JOB >> Scan the listing below and copy every line holding "name".

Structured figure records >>
** begin **
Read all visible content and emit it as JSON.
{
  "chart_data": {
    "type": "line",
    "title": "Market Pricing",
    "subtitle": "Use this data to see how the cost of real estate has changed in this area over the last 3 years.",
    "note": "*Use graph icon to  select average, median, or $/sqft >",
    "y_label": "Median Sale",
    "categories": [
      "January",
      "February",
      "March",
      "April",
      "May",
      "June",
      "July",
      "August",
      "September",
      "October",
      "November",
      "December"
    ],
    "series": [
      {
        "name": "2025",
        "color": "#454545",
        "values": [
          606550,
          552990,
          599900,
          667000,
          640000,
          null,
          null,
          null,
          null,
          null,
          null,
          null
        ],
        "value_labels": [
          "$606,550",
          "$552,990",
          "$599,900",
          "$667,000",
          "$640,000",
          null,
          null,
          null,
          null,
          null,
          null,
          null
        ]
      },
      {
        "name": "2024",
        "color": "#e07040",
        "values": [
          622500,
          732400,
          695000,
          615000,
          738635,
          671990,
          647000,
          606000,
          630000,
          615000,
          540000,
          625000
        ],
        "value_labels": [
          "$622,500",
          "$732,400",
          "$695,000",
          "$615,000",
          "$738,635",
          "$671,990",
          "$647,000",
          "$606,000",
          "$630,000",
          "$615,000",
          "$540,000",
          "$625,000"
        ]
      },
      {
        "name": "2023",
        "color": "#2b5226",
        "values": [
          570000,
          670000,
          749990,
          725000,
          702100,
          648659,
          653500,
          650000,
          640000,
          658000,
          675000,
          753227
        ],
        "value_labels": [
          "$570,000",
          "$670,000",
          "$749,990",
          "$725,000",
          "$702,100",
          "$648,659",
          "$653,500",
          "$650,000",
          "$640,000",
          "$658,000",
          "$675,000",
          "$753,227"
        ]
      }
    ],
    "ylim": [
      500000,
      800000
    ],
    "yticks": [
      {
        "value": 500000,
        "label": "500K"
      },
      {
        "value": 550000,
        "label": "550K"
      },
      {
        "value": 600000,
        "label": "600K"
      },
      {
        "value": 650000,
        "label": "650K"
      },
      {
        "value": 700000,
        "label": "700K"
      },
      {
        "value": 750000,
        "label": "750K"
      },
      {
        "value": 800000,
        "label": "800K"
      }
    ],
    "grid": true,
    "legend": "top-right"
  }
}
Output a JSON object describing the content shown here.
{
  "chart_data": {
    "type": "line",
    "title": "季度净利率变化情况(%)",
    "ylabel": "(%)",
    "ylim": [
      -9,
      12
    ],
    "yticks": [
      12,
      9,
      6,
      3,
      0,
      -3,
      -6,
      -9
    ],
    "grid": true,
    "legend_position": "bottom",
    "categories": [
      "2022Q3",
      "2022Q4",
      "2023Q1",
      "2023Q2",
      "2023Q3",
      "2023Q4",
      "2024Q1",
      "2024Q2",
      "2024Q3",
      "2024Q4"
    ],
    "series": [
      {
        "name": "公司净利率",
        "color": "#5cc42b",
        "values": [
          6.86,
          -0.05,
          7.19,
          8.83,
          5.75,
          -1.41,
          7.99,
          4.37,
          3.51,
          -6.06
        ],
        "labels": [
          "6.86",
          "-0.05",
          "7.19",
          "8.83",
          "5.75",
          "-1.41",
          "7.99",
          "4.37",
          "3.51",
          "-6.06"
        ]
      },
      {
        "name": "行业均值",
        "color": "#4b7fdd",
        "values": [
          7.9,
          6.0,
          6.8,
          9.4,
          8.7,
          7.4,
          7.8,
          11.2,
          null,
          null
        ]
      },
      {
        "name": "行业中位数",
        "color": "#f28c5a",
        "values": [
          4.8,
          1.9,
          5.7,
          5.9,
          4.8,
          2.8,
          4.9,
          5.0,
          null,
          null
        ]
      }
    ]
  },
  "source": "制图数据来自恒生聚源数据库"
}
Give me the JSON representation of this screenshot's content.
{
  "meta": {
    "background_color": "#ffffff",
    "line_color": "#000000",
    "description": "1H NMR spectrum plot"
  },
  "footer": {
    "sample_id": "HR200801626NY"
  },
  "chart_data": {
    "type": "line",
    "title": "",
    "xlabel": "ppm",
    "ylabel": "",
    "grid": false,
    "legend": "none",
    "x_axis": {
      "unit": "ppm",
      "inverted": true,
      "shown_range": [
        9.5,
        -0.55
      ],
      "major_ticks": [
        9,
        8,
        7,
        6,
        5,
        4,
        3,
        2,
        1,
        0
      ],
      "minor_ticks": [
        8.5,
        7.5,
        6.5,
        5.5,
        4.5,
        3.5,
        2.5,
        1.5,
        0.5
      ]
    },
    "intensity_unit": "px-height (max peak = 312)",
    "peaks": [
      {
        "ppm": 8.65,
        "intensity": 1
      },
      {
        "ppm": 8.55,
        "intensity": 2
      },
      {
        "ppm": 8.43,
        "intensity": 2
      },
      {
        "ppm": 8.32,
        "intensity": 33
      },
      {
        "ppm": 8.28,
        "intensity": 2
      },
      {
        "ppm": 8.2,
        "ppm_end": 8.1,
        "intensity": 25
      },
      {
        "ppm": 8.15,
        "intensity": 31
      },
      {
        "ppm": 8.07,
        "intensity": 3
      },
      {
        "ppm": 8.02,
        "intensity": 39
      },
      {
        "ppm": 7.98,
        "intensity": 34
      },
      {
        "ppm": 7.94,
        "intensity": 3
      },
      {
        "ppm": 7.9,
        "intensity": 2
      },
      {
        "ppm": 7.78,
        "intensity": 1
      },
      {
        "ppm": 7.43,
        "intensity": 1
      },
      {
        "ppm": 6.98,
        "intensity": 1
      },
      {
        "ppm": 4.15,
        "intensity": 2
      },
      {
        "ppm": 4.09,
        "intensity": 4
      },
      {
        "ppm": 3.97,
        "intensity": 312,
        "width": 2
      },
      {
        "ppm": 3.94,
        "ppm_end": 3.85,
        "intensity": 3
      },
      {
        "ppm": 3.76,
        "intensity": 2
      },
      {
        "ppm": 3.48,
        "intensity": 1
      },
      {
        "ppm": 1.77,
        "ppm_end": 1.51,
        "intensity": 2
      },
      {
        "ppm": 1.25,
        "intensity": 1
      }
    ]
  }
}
** end **
ANSWER IN FULL >>
        "name": "2025",
        "name": "2024",
        "name": "2023",
        "name": "公司净利率",
        "name": "行业均值",
        "name": "行业中位数",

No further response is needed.